[Saved data entries]
* * *

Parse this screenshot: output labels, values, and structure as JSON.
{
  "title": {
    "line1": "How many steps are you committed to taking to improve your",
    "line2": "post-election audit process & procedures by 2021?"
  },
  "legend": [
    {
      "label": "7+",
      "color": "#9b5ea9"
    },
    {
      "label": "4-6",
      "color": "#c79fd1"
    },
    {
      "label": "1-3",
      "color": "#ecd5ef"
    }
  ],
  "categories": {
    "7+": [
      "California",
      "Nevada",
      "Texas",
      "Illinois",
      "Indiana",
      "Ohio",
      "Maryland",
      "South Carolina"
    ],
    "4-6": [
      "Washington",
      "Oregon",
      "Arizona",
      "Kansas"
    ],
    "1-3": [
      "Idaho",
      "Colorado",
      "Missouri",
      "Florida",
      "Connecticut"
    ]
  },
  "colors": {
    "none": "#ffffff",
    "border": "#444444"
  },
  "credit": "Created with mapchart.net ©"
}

* * *

Reproduce each entry word for word.

Parse this screenshot: output labels, values, and structure as JSON.
{
  "title": {
    "line1": "How many steps are you committed to taking to improve your",
    "line2": "post-election audit process & procedures by 2021?"
  },
  "legend": [
    {
      "label": "7+",
      "color": "#9b5ea9"
    },
    {
      "label": "4-6",
      "color": "#c79fd1"
    },
    {
      "label": "1-3",
      "color": "#ecd5ef"
    }
  ],
  "categories": {
    "7+": [
      "California",
      "Nevada",
      "Texas",
      "Illinois",
      "Indiana",
      "Ohio",
      "Maryland",
      "South Carolina"
    ],
    "4-6": [
      "Washington",
      "Oregon",
      "Arizona",
      "Kansas"
    ],
    "1-3": [
      "Idaho",
      "Colorado",
      "Missouri",
      "Florida",
      "Connecticut"
    ]
  },
  "colors": {
    "none": "#ffffff",
    "border": "#444444"
  },
  "credit": "Created with mapchart.net ©"
}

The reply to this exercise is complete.